• Prompt: Go through each line of the records below and count those with the word "Фадеев". Give only the count.

• Exercise input:

--- --- ---

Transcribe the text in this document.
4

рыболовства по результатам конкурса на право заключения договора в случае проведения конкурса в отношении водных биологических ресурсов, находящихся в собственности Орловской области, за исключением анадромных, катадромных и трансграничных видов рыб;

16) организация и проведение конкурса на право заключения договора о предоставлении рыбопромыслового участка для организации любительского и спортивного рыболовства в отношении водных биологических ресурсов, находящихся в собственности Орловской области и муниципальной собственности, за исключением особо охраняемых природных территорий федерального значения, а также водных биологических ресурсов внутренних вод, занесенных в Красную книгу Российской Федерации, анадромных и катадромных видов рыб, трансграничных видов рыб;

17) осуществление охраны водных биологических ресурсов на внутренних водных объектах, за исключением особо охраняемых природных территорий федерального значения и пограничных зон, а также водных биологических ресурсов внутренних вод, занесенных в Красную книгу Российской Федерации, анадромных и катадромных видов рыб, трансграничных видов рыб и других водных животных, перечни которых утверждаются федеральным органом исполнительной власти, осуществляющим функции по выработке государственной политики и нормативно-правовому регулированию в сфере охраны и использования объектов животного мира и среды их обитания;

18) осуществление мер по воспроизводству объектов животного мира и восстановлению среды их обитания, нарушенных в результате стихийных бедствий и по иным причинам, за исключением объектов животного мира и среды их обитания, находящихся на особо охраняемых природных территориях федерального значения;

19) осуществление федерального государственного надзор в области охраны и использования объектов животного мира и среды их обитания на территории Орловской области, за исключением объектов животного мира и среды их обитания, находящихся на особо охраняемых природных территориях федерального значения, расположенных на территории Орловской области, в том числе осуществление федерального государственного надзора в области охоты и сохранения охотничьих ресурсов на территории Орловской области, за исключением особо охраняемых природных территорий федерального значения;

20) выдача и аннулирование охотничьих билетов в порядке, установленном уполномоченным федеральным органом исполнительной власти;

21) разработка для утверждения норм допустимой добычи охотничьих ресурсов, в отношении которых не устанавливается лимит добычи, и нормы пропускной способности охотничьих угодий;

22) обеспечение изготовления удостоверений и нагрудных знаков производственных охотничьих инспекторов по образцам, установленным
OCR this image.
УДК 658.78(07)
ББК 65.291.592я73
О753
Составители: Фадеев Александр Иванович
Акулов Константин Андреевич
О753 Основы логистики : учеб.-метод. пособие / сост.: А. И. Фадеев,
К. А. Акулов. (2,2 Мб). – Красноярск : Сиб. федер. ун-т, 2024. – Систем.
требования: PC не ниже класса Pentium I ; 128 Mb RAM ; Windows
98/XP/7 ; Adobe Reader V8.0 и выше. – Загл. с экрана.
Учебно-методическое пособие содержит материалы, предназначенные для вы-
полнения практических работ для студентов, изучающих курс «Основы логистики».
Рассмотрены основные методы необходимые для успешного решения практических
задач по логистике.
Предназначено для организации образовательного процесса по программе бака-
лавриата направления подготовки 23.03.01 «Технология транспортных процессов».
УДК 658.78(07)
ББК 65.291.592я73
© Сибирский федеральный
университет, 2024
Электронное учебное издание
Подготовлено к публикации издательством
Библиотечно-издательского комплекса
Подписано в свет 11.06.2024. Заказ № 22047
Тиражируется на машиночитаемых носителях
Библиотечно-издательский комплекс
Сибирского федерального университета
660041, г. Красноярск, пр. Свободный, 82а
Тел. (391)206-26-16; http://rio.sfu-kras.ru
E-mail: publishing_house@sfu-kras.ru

--- --- ---

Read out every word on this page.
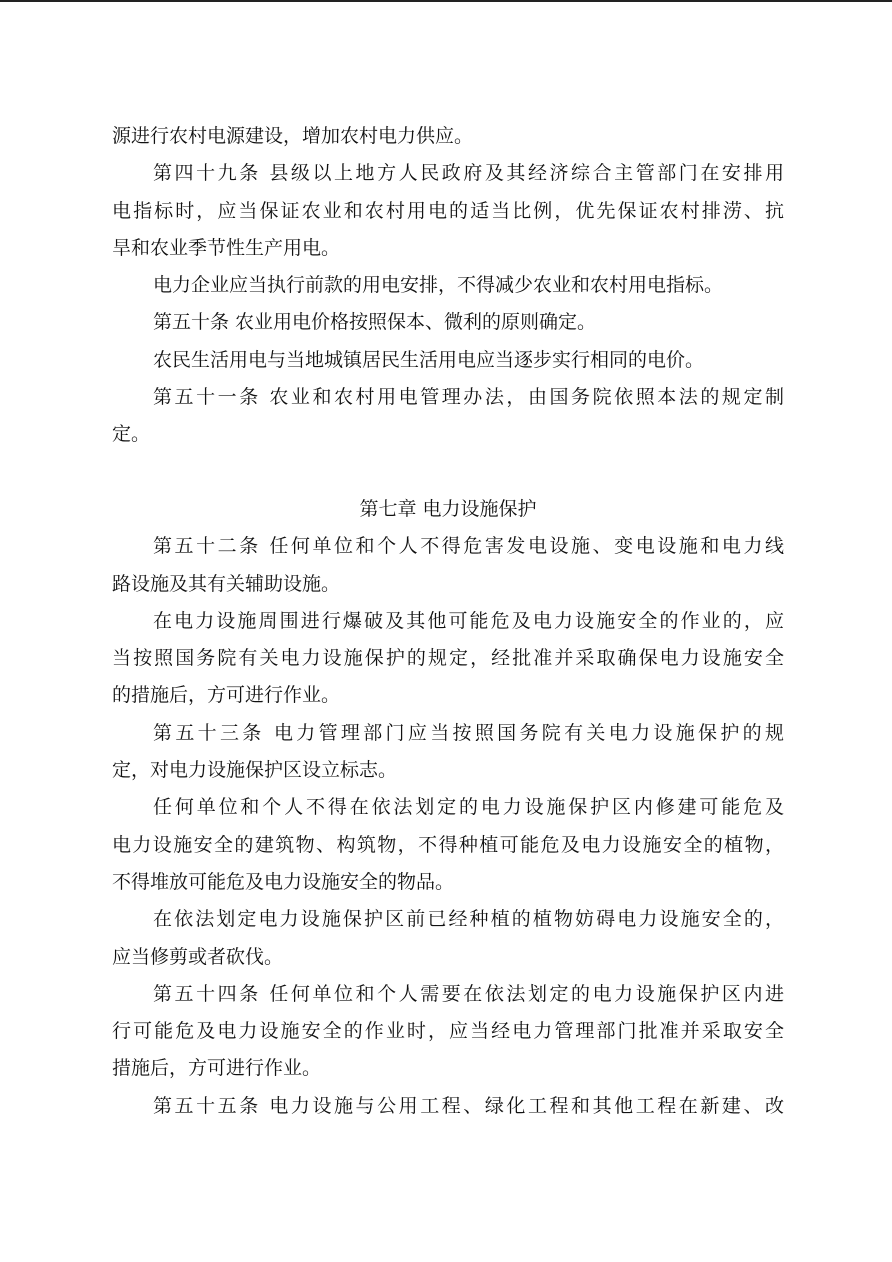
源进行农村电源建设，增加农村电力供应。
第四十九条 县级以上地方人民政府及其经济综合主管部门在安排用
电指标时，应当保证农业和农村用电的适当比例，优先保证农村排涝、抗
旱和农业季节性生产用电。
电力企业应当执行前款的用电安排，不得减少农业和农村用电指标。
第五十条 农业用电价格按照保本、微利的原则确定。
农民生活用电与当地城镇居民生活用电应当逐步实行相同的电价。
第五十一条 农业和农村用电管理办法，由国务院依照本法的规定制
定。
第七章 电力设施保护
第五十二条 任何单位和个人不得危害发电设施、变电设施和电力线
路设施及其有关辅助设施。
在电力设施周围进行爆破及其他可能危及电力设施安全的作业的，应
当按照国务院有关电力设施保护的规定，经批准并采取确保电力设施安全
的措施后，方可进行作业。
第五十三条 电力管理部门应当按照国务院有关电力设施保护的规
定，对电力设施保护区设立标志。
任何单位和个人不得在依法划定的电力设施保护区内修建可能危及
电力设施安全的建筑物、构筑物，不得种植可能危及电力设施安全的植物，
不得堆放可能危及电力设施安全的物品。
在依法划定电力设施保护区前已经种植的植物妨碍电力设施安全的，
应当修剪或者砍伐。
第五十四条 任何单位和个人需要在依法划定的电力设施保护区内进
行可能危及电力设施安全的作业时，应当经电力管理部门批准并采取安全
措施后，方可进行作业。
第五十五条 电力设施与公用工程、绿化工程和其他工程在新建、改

--- --- ---

• Output for this exercise: 2